▶ **What needs to be done**:
Look through the data below and return each line where "JSON" appears.
Begin Entries supplied
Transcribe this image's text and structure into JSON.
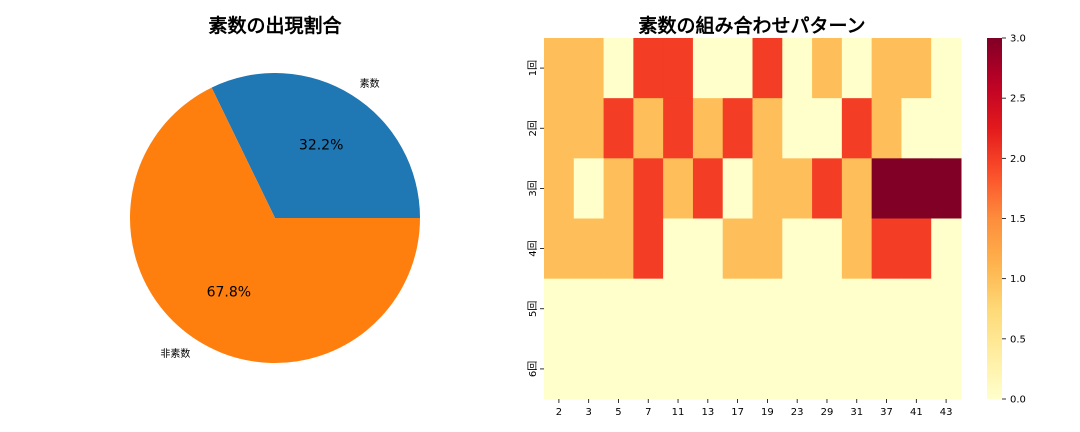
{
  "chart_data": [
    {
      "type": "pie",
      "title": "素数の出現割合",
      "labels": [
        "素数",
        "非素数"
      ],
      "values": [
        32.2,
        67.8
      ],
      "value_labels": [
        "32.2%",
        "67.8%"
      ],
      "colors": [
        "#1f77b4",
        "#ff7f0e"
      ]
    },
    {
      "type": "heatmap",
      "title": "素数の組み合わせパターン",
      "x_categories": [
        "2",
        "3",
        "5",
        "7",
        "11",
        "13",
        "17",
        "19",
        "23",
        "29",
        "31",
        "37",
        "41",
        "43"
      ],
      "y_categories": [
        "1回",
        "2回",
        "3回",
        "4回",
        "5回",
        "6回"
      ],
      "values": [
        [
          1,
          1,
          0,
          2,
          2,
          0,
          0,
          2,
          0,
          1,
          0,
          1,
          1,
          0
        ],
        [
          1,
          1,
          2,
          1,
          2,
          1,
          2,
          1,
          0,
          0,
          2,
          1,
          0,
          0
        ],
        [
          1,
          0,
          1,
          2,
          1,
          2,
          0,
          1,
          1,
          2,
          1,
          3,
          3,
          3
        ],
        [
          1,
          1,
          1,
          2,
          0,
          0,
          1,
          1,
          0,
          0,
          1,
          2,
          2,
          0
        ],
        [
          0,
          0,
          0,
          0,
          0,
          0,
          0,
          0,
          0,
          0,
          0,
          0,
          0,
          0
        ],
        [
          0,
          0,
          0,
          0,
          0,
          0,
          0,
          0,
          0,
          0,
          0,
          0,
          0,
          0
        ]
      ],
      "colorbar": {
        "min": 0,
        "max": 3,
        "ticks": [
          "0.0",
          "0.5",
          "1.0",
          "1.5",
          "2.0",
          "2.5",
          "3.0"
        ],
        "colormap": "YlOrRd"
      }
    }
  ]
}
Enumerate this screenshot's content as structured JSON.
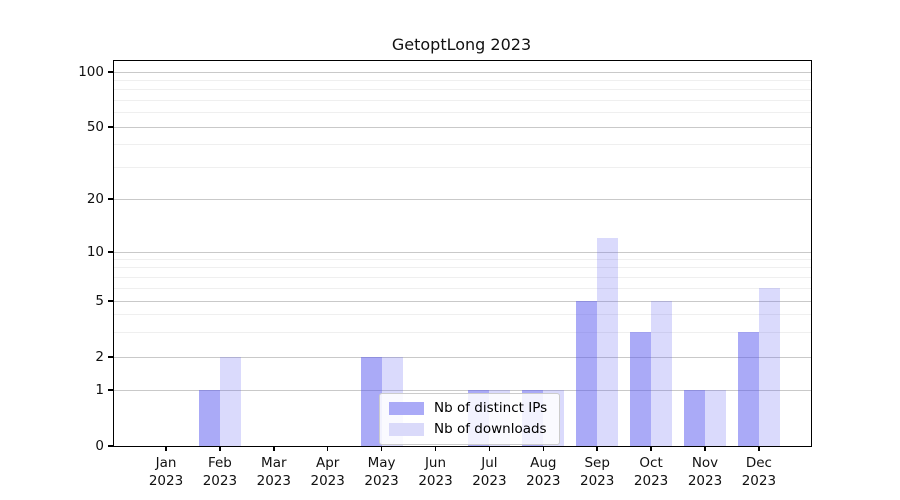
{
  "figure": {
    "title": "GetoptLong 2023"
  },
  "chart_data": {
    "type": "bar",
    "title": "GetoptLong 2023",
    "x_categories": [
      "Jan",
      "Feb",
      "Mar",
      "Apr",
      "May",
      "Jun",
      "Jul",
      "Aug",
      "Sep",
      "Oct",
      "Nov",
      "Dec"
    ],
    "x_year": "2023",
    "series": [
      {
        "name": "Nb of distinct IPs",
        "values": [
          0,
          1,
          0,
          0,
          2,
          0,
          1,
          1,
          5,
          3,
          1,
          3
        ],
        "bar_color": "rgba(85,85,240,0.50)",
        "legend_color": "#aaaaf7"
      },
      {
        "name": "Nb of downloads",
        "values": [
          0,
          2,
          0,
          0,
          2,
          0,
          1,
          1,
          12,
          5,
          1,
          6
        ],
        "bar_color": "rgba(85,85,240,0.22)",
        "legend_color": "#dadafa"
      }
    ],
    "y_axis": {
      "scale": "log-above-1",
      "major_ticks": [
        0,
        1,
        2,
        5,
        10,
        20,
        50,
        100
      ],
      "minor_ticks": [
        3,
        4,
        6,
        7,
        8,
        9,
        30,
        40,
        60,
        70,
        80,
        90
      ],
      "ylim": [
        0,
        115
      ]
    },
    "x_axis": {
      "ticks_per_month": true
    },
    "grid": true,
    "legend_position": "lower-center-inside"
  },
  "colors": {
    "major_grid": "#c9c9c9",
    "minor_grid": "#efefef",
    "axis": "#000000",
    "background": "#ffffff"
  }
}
End Entries supplied
▶ **Complete response**:
Transcribe this image's text and structure into JSON.
Enumerate this screenshot's content as structured JSON.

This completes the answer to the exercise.